▶ TASK REQUIREMENTS:
Wherever the word "Subtract" appears in a line, copy that line.

Rows from a figure dataset:
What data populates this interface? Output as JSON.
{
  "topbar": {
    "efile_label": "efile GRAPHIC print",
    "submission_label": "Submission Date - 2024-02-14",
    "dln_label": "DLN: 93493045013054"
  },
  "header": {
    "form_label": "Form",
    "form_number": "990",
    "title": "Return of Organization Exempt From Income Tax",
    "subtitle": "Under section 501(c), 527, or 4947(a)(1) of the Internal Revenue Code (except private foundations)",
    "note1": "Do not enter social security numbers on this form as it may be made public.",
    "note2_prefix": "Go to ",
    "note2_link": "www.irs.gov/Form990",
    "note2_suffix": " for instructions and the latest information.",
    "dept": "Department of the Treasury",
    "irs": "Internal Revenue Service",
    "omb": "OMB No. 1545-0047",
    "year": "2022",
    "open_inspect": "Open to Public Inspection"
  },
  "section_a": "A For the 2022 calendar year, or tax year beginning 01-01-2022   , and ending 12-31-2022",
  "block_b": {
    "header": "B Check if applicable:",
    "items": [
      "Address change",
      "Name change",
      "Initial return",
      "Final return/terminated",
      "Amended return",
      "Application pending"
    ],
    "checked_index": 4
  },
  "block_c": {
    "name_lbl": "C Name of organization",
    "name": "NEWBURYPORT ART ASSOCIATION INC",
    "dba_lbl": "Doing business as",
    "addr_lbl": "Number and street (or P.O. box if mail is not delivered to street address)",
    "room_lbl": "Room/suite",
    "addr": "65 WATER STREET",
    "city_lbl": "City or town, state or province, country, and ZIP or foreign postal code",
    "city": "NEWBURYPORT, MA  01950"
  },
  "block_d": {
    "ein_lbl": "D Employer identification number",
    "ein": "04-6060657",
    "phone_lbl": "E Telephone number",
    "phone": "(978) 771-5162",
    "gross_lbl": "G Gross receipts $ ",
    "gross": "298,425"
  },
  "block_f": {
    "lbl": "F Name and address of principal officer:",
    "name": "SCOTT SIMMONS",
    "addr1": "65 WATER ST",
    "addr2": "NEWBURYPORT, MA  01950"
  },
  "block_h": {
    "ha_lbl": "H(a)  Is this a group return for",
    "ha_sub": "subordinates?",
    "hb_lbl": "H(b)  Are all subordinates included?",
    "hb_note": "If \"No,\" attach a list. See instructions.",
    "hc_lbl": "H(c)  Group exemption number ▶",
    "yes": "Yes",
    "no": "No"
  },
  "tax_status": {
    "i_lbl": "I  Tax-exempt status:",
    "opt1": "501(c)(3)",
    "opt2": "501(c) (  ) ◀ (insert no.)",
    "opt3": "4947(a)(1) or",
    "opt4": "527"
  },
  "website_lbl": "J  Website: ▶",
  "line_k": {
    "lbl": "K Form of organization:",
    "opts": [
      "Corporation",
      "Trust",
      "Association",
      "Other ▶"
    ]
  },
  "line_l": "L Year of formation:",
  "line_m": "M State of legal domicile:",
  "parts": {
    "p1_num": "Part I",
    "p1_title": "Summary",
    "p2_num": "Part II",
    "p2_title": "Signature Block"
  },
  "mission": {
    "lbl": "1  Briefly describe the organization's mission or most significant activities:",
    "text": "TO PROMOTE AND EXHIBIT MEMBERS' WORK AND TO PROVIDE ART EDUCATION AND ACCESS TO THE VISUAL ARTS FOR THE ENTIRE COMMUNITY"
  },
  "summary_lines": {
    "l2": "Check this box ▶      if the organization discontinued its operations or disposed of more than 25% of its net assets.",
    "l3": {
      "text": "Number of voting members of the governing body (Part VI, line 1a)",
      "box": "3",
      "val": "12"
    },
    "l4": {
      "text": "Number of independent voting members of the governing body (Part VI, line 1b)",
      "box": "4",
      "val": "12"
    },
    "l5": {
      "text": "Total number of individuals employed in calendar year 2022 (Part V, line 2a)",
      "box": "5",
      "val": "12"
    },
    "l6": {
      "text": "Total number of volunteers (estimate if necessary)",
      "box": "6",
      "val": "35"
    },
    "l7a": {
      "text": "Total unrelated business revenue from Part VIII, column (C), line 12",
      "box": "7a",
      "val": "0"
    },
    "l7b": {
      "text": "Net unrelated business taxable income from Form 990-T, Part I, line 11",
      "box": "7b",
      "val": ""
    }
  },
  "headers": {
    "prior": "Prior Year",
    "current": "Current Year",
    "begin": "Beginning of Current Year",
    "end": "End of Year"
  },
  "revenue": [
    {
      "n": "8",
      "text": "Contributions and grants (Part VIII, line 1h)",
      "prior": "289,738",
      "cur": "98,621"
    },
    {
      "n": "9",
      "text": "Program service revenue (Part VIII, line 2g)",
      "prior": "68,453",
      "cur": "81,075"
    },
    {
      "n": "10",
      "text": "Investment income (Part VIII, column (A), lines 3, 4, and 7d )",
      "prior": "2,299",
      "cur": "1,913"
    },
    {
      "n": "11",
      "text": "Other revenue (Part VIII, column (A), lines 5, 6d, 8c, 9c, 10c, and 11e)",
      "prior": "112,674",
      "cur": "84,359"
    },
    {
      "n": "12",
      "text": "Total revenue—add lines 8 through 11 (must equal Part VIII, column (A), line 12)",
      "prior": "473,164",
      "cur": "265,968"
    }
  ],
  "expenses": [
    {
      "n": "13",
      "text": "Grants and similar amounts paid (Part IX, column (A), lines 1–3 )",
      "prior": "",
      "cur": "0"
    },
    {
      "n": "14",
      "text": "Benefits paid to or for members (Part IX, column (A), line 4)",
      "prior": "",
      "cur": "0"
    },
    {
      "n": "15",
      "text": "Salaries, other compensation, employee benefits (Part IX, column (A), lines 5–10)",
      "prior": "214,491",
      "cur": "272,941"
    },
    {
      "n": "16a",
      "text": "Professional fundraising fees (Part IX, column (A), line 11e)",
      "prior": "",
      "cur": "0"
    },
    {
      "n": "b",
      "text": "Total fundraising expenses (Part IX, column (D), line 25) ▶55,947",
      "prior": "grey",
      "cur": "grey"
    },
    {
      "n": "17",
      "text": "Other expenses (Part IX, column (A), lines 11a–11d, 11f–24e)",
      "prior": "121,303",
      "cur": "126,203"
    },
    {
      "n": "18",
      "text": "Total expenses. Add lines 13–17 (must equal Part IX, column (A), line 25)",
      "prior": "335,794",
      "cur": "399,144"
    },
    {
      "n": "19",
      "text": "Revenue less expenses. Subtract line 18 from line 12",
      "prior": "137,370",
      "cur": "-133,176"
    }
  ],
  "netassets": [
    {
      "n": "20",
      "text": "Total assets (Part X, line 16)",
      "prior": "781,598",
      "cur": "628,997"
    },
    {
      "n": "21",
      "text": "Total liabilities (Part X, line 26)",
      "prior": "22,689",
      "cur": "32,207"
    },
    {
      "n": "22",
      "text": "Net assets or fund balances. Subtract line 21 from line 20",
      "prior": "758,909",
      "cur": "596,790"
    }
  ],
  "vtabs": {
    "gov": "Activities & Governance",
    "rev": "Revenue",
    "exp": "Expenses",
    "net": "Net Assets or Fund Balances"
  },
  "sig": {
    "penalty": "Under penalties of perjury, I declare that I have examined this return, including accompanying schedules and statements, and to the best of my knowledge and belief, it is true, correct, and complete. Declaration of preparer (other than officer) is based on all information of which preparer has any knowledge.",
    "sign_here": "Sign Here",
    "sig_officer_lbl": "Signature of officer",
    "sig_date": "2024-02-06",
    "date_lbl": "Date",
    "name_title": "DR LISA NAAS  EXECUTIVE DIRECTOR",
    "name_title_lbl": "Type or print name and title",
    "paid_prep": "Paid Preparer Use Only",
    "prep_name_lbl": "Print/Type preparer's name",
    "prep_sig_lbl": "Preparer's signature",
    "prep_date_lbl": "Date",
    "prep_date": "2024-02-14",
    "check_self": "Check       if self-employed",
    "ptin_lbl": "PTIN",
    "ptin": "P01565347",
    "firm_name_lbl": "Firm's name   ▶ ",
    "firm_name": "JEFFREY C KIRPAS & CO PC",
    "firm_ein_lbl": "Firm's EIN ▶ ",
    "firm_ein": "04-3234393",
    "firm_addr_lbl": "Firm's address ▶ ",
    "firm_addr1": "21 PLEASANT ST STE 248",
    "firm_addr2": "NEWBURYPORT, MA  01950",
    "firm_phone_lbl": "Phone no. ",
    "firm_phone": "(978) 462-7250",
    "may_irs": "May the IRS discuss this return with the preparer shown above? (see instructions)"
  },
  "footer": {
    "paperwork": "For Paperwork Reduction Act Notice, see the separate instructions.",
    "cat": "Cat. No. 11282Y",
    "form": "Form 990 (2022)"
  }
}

▶ EXPECTED OUTPUT:
      "text": "Revenue less expenses. Subtract line 18 from line 12",
      "text": "Net assets or fund balances. Subtract line 21 from line 20",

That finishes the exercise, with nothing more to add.